INSTRUCTIONS:
1. According to the filing excerpt below, what is the amount of the reduced milestone payment due under the Third Amendment if the FDA ultimately approves Probuphine?
2. List the four basic criteria of revenue recognition named in the filing excerpt below.
3. Extend the filing excerpt on Probuphine financing and revenue recognition past its final sentence.

TEXT SECTION:
● ● ● ●
Although Braeburn is proceeding with plans
for commencing the clinical study expeditiously, under our December 2012 license agreement with Braeburn, as amended (the “Agreement”),
Braeburn currently has the technical right to terminate the Agreement. If Braeburn were to exercise its right to terminate the
Agreement, we would not have sufficient funds available to us to complete the FDA regulatory process and, in the event of ultimate
approval, commercialize Probuphine without raising additional capital. If we are unable to complete a debt or equity offering,
or otherwise obtain sufficient financing in such event, our business and prospects would be materially adversely impacted. Furthermore,
in light of the reduced $15 million milestone payment payable to us under the Third Amendment if the FDA ultimately approves Probuphine,
we may be unable to advance our current Parkinson’s disease development program to later stage clinical studies and will
not be able to pursue any additional programs beyond the very initial stages without obtaining additional financing, either through
the sale of debt or equity securities, a corporate partnership or otherwise. We cannot assure you that the financing we need will
be available on acceptable terms.
Revenue Recognition
We generate revenue principally from collaborative
research and development arrangements, technology licenses, and government grants. Consideration received for revenue arrangements
with multiple components is allocated among the separate units of accounting based on their respective selling prices. The selling
price for each unit is based on vendor-specific objective evidence, or VSOE, if available, third party evidence if VSOE is not
available, or estimated selling price if neither VSOE nor third party evidence is available. The applicable revenue recognition
criteria are then applied to each of the units.
Revenue is recognized when the four basic
criteria of revenue recognition are met: (1) a contractual agreement exists; (2) transfer of technology has been completed
or services have been rendered; (3) the fee is fixed or determinable; and (4) collectibility is reasonably assured. For
each source of revenue, we comply with the above revenue recognition criteria in the following manner:
|
•
|
Technology license agreements typically consist of non-refundable upfront license fees, annual minimum access fees or royalty payments. Non-refundable upfront license fees and annual minimum payments received with separable stand-alone values are recognized when the technology is transferred or accessed, provided that the technology transferred or accessed is not dependent on the outcome of our continuing research and development efforts.
|
|
•
|
Royalties earned are based on third-party sales of licensed products and are recorded in accordance with contract terms when third-party results are reliably measurable and collectibility is reasonably assured. Pursuant to certain license agreements, we earn royalties on the sale of Fanapt
™
by Novartis Pharma AG in the U.S. As described in Note 6, “Commitments and Contingencies”, and Note 7, “Royalty Liability”, we are obligated to pay royalties on such sales to Sanofi-Aventis and the Deerfield Healthcare group of entities (“Deerfield”). As we have no performance obligations under the license agreements, we have recorded the royalties earned, net of royalties we are obligated to pay, as revenue in our Statement of Operations and Comprehensive Income (Loss). On March 28, 2013, we amended the agreements with Deerfield terminating our option to repurchase the royalty rights. As a result, we no longer recognize royalty income related to the Fanapt royalty payments received from Novartis unless Fanapt sales exceed certain thresholds (see Note 7, “Royalty Liability” for further discussion).
● ● ● ●
INFORMATION GIVEN:
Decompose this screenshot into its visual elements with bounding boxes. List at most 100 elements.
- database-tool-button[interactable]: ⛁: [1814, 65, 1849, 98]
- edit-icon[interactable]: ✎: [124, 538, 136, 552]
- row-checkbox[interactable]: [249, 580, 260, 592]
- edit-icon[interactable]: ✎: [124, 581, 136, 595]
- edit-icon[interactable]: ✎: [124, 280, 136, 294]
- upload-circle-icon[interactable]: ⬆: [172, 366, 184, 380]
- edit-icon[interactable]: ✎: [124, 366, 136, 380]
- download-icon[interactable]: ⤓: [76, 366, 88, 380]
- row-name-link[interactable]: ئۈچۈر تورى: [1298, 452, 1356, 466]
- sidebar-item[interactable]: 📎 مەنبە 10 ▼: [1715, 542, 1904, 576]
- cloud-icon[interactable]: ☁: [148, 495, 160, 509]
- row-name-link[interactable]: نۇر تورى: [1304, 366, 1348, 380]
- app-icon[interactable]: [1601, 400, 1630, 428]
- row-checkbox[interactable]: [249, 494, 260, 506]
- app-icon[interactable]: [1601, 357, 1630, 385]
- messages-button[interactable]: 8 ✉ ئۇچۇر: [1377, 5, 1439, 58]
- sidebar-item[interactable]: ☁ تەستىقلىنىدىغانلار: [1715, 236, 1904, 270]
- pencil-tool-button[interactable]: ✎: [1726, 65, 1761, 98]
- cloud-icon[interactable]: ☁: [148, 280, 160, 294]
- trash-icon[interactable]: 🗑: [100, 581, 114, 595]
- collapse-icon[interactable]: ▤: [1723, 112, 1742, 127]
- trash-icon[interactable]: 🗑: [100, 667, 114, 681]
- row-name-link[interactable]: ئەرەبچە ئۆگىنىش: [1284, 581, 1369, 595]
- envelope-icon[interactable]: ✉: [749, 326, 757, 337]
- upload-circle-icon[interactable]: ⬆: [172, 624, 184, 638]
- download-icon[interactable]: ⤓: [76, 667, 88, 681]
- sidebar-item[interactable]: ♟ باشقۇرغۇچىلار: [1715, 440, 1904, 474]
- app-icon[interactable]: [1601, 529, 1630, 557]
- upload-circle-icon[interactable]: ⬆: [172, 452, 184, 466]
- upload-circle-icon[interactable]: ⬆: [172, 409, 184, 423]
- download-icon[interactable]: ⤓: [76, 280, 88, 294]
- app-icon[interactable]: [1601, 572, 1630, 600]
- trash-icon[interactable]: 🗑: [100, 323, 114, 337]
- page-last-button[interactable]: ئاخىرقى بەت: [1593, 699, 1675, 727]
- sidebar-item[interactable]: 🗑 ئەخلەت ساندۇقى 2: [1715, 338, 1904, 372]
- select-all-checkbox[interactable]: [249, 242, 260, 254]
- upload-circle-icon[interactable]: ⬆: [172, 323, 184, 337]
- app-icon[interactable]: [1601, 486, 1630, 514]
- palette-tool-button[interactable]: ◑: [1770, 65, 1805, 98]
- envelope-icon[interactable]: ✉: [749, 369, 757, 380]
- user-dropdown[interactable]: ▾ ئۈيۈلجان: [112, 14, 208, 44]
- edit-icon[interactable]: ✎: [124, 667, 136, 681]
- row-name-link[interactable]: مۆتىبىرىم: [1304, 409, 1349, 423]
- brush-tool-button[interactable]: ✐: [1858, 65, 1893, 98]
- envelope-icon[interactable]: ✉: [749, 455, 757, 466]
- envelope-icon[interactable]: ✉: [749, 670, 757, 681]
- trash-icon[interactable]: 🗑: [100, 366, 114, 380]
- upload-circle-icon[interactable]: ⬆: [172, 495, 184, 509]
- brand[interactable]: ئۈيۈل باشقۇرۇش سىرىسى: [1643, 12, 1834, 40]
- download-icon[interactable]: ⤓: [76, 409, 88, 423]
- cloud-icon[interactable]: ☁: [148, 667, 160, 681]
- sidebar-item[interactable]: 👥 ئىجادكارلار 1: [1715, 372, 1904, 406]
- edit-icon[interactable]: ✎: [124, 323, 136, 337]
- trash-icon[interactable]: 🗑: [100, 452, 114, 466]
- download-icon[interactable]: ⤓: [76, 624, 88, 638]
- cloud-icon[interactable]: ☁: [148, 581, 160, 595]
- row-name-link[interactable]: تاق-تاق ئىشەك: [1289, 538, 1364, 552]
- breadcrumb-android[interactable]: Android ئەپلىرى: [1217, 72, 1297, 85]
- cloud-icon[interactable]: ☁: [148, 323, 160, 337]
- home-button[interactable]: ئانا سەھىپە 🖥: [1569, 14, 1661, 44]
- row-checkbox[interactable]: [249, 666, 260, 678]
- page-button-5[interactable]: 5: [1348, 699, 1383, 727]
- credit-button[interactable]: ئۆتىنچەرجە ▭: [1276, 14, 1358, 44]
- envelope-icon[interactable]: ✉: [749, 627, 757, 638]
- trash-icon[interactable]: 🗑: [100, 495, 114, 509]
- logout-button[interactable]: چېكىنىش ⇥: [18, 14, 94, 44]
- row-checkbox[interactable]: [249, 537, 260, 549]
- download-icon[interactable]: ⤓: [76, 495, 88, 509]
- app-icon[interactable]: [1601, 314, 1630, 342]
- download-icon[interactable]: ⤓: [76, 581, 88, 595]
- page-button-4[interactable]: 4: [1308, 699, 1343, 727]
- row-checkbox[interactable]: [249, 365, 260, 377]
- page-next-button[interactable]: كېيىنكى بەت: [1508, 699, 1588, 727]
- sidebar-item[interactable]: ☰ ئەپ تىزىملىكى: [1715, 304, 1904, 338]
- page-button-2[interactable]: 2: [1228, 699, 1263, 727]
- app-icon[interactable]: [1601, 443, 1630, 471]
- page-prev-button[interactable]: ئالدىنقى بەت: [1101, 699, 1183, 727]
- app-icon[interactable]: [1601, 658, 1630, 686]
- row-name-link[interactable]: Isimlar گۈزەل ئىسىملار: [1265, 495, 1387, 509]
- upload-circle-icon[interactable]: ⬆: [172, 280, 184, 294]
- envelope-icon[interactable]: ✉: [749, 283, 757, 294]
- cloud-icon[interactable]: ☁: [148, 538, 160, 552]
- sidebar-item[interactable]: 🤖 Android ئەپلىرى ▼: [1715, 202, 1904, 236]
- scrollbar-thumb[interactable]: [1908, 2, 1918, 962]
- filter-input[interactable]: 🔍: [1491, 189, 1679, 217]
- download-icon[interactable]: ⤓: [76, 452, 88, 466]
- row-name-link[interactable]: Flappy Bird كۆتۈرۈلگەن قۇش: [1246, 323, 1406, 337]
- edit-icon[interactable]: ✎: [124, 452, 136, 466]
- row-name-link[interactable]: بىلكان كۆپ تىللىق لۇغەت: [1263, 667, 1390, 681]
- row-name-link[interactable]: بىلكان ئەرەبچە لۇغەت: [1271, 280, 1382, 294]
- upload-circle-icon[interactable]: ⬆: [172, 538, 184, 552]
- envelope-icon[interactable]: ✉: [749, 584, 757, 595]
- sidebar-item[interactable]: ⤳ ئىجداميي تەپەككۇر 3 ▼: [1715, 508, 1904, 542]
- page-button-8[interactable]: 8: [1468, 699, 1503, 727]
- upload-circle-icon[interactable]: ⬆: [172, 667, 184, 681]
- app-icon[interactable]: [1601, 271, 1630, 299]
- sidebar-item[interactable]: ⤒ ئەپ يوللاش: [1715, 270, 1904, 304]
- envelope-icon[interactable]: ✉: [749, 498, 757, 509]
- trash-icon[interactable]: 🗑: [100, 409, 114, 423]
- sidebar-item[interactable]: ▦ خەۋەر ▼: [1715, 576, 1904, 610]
● ● ● ●
RESPONSES TO THE TASKS:
1. $15 million

2.
1. A contractual agreement exists.
2. Transfer of technology has been completed or services have been rendered.
3. The fee is fixed or determinable.
4. Collectibility is reasonably assured.

3.
|
|
•
|
Government grants, which support our research efforts in specific
projects, generally provide for reimbursement of approved costs as defined in the notices of grants. Grant revenue is recognized
when associated project costs are incurred.
|
|
•
|
Collaborative arrangements typically consist of non-refundable and/or exclusive technology access fees, cost reimbursements for specific research and development spending, and various milestone and future product royalty payments. If the delivered technology does not have stand-alone value, the amount of revenue allocable to the delivered technology is deferred. Non-refundable upfront fees with stand-alone value that are not dependent on future performance under these agreements are recognized as revenue when received, and are deferred if we have continuing performance obligations and have no evidence of fair value of those obligations. Cost reimbursements for research and development spending are recognized when the related costs are incurred and when collections are reasonably expected. Payments received related to substantive, performance-based “at-risk” milestones are recognized as revenue upon achievement of the clinical success or regulatory event specified in the underlying contracts, which represent the culmination of the earnings process. Amounts received in advance are recorded as deferred revenue until the technology is transferred, costs are incurred, or a milestone is reached.
|
Research and Development Costs and Related Accrual
Research and development expenses include
internal and external costs. Internal costs include salaries and employment related expenses, facility costs, administrative expenses
and allocations of corporate costs. External expenses consist of costs associated with outsourced clinical research organization
activities, sponsored research studies, product registration, patent application and prosecution, and investigator sponsored trials.
We also record accruals for estimated ongoing clinical trial costs. Clinical trial costs represent costs incurred by clinical research
organizations (“CROs”) and clinical sites. These costs are recorded as a component of research and development expenses.
Under our agreements, progress payments are typically made to investigators, clinical sites and CROs. We analyze the progress of
the clinical trials, including levels of patient enrollment, invoices received and contracted costs when evaluating the adequacy
of accrued liabilities. Significant judgments and estimates must be made and used in determining the accrued balance in any accounting
period. Actual results could differ from those estimates under different assumptions. Revisions are charged to expense in the period
in which the facts that give rise to the revision become known.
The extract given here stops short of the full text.